Sind erst mal genügend Frauen an der "Basis", dann
ergibt sich der Rest in den Führungsetagen ganz von selbst. So die gängige
Argumentation von überzeugten Quotengegnern. Für manche technischen Bereiche
mag diese Schlussfolgerung verfangen, ein Blick auf das Gesundheitswesen zeigt,
dass hier durchaus kein Automatismus vorliegt. Die beträchtliche Zahl von
MedizinerINnen und die noch beträchtlichere Zahl von PflergerINnen spiegelt
sich auf den Entscheidungsebenen keineswegs wider.
Bundesgesundheitsminister Daniel Bahr verspricht Abhilfe mit
dem Versorgungs-strukturgesetz und bemängelt im Interview mit der Süddeutschen
Zeitung die tradierten Strukturen in Krankenhäusern, ohne allerdings konkrete
Maßnahmen zur Abhilfe zu verraten. Allein auf eine demografische Entwicklung, innere
Einsicht und die Vereinbarkeit-von-Familie-und-Beruf zu setzen scheint – gelinde gesagt – optimistisch. Ohne eine
deutlich höhere Anzahl an Oberärztinnen, Chefärztinnen und nicht zuletzt an Professorinnen
und Dekaninnen wird sich an einer Kommunikationsform, häufig einem starren
"Oben" und "Unten" geschuldet, an Arbeits-zeiten, die ein
Familienleben ohne "Backoffice" (früher die sorgende Ehefrau)
unmöglich machen, und an der m/w-Verteilung der wissenschaftlichen
Veröffentlichungen nur sehr, sehr langsam etwas ändern.

DATENAUSZUG.
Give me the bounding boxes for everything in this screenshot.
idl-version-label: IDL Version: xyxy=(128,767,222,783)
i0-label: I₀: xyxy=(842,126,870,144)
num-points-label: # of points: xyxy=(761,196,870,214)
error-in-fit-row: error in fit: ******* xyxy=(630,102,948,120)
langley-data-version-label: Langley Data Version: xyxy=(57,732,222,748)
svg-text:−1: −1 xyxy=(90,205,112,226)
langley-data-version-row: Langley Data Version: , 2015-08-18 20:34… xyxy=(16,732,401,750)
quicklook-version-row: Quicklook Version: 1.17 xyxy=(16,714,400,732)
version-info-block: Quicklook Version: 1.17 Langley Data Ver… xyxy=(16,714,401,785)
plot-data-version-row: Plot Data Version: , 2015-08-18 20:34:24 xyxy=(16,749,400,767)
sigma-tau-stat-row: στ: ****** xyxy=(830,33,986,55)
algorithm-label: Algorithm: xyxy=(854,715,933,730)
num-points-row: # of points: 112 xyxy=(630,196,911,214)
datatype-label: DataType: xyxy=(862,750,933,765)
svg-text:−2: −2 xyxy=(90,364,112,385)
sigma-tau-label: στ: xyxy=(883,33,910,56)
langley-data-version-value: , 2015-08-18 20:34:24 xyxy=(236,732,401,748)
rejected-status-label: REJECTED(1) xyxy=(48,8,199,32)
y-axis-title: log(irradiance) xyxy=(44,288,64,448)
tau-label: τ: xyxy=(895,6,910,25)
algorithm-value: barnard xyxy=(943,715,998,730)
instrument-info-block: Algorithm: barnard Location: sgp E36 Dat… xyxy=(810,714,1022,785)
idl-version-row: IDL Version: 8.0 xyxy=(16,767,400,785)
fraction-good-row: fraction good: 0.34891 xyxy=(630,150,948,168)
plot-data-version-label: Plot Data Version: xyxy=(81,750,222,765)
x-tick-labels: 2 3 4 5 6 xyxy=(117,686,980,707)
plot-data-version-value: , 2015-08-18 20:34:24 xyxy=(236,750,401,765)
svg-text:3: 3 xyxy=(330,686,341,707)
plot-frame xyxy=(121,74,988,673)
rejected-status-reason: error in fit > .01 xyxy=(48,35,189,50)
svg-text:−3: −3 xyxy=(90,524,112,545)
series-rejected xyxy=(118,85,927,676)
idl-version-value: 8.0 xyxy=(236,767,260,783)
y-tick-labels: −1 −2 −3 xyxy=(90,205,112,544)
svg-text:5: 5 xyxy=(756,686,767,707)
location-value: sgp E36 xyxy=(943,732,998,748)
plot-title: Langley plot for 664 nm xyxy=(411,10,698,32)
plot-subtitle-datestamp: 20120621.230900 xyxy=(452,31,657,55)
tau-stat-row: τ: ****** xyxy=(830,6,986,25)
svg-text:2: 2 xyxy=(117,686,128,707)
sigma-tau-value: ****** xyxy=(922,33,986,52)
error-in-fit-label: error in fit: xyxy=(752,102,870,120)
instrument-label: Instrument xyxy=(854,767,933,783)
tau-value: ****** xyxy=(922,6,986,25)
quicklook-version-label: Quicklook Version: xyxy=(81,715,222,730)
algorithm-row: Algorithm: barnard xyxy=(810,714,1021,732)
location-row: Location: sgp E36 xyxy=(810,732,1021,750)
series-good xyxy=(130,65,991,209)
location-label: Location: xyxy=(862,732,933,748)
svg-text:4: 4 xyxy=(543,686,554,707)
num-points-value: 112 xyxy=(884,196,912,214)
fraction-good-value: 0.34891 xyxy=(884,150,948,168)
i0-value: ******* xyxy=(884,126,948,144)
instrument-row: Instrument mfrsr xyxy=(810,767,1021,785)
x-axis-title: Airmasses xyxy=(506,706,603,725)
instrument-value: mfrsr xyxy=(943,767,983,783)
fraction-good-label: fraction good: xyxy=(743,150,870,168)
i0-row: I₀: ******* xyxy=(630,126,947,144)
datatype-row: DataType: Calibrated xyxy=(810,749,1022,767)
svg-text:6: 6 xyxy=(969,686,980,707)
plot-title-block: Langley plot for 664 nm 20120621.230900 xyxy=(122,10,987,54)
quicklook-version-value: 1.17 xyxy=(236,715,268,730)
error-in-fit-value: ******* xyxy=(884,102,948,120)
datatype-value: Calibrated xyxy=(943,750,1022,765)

ARBEITSAUFTRAG 1. In welcher Zeitung hat Daniel Bahr laut dem Text über Frauen im Gesundheitswesen das Interview gegeben?
ARBEITSAUFTRAG 2. Schreibe im Text über Frauen im Gesundheitswesen den Abschnitt von „Bundesgesundheitsminister Daniel Bahr“ bis „langsam etwas ändern.“ neu und setze dabei „gewagt“ an die Stelle von „optimistisch“.
ARBEITSAUFTRAG 3.
Stimmen diese Aussagen mit dem Text über Frauen im Gesundheitswesen überein? Antworte jeweils mit Ja oder Nein und zitiere die entscheidenden Worte.
(a) Für manche technischen Bereiche könnte die Argumentation der Quotengegner zutreffen.
(b) Daniel Bahr nennt im Interview konkrete Maßnahmen zur Abhilfe.
(c) Die große Zahl von Frauen in Medizin und Pflege zeigt sich auch auf den Entscheidungsebenen.

ANTWORT 1. In der Süddeutschen Zeitung.

ANTWORT 2.
Bundesgesundheitsminister Daniel Bahr verspricht Abhilfe mit
dem Versorgungs-strukturgesetz und bemängelt im Interview mit der Süddeutschen
Zeitung die tradierten Strukturen in Krankenhäusern, ohne allerdings konkrete
Maßnahmen zur Abhilfe zu verraten. Allein auf eine demografische Entwicklung, innere
Einsicht und die Vereinbarkeit-von-Familie-und-Beruf zu setzen scheint – gelinde gesagt – gewagt. Ohne eine
deutlich höhere Anzahl an Oberärztinnen, Chefärztinnen und nicht zuletzt an Professorinnen
und Dekaninnen wird sich an einer Kommunikationsform, häufig einem starren
"Oben" und "Unten" geschuldet, an Arbeits-zeiten, die ein
Familienleben ohne "Backoffice" (früher die sorgende Ehefrau)
unmöglich machen, und an der m/w-Verteilung der wissenschaftlichen
Veröffentlichungen nur sehr, sehr langsam etwas ändern.

ANTWORT 3.
(a) Ja: „Für manche technischen Bereiche mag diese Schlussfolgerung verfangen“
(b) Nein: „ohne allerdings konkrete Maßnahmen zur Abhilfe zu verraten“
(c) Nein: „sich auf den Entscheidungsebenen keineswegs wider“